▶ Goal
Extract every line of the material that holds the string "Description".

▶ Data to use

• • • •

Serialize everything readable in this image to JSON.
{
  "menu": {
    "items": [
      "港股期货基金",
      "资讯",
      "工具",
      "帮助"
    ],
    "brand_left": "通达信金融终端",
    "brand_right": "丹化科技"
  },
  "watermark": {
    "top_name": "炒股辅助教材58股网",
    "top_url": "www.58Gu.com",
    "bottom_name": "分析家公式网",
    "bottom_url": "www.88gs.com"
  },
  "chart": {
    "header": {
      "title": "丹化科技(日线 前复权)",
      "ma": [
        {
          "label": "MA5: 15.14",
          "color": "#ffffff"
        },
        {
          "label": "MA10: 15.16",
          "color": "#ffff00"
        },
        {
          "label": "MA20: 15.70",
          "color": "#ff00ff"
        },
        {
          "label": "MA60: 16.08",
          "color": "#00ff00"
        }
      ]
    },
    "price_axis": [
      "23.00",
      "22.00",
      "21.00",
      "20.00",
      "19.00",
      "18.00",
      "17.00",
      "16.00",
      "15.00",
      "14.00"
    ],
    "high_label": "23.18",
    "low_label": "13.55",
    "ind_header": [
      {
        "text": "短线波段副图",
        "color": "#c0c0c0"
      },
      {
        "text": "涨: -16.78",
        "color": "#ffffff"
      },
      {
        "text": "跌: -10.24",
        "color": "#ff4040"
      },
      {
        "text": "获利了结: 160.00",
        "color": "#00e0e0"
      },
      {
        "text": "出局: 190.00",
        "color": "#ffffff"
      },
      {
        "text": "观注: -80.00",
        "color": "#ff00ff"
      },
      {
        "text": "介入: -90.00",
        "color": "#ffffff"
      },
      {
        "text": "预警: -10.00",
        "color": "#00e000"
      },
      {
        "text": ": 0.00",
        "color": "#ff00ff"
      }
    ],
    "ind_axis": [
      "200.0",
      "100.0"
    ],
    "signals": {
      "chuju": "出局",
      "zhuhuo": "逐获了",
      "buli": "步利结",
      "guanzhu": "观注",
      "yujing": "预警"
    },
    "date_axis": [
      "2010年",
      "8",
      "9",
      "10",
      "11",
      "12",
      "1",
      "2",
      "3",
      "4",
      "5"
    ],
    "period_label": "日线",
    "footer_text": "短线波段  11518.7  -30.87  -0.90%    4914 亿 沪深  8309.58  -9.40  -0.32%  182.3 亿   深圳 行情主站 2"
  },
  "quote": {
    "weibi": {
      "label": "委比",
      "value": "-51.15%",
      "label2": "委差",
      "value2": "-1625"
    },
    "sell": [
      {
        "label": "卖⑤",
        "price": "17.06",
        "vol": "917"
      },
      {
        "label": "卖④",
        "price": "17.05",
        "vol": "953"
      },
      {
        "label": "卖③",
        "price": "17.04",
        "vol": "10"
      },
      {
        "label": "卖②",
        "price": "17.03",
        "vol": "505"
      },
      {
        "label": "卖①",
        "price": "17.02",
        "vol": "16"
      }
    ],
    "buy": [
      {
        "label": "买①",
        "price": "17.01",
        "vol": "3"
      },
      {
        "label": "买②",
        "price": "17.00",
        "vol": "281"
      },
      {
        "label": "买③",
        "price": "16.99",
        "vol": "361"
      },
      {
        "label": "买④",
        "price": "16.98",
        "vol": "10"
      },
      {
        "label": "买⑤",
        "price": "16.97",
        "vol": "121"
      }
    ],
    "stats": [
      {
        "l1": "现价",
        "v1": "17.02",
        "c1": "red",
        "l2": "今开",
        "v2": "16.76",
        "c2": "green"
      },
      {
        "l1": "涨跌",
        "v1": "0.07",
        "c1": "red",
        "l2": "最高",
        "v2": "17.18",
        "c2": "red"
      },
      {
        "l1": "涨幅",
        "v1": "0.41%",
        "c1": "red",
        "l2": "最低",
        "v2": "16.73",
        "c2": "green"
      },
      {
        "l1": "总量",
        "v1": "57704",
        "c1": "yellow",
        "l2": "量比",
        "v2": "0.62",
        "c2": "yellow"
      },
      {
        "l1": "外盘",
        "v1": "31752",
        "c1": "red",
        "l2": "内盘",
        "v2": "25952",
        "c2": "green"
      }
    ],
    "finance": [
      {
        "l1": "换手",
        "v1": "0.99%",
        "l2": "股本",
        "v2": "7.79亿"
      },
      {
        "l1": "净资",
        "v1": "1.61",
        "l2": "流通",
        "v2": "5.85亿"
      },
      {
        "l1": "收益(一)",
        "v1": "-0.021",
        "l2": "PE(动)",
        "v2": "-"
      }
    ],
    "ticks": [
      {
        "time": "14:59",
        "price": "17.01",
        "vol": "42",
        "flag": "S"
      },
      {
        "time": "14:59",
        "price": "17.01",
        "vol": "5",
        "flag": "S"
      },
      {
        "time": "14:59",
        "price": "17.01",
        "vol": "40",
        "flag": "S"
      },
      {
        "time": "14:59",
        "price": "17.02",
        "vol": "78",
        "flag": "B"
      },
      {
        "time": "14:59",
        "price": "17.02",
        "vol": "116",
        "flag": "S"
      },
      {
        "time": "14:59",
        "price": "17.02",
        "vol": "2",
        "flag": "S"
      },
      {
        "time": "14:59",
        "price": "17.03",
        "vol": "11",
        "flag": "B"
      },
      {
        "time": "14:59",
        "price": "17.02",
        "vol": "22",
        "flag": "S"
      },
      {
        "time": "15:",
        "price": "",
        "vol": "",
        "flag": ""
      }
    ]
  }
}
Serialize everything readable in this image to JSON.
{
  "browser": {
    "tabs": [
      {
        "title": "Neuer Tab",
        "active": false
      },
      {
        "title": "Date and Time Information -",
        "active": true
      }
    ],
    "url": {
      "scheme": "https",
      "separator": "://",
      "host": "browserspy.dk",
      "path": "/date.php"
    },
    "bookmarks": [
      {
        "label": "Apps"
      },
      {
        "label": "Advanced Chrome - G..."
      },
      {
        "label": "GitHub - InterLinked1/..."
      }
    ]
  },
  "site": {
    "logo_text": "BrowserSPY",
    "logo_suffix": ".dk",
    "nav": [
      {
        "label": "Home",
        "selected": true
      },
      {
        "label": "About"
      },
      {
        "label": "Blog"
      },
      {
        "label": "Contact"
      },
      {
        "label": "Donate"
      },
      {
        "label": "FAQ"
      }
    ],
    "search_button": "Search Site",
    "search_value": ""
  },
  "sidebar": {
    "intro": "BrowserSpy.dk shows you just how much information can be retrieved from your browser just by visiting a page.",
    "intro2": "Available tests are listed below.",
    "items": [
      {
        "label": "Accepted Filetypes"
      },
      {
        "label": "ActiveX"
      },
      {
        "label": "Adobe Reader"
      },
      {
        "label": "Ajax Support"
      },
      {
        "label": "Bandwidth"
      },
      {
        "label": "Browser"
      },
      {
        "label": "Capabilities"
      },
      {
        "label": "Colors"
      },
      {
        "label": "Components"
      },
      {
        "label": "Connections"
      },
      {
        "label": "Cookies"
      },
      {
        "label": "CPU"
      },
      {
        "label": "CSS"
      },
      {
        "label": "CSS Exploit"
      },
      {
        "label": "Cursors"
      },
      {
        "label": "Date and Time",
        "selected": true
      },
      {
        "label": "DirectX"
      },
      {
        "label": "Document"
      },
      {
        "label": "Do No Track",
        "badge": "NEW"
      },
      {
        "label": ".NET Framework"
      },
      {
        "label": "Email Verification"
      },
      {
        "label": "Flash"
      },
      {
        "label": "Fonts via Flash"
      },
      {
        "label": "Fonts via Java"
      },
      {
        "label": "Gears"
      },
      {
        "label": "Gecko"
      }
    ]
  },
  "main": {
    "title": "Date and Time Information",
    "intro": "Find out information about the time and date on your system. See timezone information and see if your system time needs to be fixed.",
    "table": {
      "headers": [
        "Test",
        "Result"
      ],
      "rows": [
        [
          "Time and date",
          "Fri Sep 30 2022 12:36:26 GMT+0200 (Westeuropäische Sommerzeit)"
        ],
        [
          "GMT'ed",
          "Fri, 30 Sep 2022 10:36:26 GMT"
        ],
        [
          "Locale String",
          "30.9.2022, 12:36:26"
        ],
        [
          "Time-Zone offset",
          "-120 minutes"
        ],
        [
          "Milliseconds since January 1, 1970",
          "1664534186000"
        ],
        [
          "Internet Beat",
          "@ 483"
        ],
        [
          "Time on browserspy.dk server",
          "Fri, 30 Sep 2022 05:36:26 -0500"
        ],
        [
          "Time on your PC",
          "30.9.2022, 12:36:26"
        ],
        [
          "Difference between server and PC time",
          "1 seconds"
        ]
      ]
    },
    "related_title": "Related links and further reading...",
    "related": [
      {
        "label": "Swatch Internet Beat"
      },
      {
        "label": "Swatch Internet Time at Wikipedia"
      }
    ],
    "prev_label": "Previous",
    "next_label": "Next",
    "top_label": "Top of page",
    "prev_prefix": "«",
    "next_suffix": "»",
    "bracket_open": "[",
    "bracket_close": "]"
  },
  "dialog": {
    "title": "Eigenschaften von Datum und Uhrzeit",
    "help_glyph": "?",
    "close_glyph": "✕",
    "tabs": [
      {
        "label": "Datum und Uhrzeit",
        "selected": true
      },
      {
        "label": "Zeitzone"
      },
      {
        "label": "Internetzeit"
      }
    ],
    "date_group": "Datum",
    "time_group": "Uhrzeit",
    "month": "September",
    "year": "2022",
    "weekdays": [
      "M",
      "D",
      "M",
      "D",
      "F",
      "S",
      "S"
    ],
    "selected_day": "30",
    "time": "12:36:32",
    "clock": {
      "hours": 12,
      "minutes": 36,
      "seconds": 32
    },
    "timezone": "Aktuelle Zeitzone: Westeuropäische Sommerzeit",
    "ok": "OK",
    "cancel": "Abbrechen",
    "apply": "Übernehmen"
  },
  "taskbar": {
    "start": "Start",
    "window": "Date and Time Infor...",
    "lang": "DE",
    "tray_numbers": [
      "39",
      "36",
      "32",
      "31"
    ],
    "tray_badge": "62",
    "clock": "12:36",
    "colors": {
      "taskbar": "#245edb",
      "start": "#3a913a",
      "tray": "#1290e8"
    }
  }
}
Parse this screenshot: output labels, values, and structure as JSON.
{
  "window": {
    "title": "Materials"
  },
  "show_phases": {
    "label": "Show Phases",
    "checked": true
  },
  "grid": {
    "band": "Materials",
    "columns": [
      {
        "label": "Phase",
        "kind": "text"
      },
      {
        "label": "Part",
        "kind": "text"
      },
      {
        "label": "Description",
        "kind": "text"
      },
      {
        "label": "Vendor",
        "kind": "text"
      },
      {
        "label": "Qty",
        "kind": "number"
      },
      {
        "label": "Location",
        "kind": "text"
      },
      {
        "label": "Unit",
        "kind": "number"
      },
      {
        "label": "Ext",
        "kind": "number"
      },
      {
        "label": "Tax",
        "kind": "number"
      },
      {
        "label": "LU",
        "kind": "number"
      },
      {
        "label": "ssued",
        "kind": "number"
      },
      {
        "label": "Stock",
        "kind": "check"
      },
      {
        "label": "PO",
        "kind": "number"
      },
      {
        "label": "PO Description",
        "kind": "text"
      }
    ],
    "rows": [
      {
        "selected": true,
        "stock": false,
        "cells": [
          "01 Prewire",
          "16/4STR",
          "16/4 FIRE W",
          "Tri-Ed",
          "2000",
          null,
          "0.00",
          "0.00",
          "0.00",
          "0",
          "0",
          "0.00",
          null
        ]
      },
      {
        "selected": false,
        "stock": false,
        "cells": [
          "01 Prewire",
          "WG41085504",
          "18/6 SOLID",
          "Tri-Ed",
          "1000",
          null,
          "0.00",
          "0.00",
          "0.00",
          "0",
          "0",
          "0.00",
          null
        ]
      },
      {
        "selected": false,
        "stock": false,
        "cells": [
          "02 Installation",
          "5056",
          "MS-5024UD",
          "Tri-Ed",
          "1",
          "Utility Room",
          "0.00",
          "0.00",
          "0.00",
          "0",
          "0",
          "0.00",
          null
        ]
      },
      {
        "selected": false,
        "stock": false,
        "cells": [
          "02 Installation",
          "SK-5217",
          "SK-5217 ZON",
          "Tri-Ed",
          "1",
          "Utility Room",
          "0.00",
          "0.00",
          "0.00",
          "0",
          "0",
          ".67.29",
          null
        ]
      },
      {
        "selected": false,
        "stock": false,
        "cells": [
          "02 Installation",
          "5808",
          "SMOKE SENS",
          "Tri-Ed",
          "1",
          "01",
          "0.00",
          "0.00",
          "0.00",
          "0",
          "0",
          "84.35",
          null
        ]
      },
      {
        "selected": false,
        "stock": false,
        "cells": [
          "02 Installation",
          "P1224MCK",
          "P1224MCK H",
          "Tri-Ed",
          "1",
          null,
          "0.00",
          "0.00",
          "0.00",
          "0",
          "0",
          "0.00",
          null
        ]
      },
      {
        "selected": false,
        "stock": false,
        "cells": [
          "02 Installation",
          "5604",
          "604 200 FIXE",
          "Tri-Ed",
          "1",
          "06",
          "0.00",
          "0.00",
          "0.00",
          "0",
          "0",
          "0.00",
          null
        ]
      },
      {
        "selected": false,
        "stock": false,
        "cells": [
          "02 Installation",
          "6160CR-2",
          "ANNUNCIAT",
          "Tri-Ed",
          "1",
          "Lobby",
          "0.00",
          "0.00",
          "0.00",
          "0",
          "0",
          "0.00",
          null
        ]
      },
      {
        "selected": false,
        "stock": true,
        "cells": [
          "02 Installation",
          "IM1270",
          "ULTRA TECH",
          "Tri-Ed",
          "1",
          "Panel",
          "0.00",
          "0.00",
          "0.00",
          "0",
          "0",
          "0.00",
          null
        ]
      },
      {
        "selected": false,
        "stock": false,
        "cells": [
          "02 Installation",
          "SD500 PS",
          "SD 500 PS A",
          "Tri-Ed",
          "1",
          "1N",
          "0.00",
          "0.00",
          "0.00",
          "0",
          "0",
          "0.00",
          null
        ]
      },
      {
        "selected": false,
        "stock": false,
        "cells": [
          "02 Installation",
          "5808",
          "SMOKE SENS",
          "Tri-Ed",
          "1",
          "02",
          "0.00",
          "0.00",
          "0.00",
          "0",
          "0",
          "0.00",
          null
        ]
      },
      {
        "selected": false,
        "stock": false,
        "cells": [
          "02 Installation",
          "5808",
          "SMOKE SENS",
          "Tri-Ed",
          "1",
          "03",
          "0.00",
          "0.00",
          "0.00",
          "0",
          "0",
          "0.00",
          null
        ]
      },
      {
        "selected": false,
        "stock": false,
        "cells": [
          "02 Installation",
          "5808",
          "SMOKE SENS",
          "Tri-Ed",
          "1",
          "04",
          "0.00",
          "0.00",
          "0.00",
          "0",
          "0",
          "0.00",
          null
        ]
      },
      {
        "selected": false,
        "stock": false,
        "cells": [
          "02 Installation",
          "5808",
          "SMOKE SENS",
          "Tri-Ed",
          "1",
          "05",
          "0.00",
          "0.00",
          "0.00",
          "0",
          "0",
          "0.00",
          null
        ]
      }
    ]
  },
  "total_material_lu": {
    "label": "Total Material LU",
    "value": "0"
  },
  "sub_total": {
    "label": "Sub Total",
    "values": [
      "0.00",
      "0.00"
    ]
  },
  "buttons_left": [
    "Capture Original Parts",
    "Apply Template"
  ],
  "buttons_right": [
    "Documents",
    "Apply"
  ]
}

• • • •

▶ Result of the task
        "label": "Description",
        "label": "PO Description",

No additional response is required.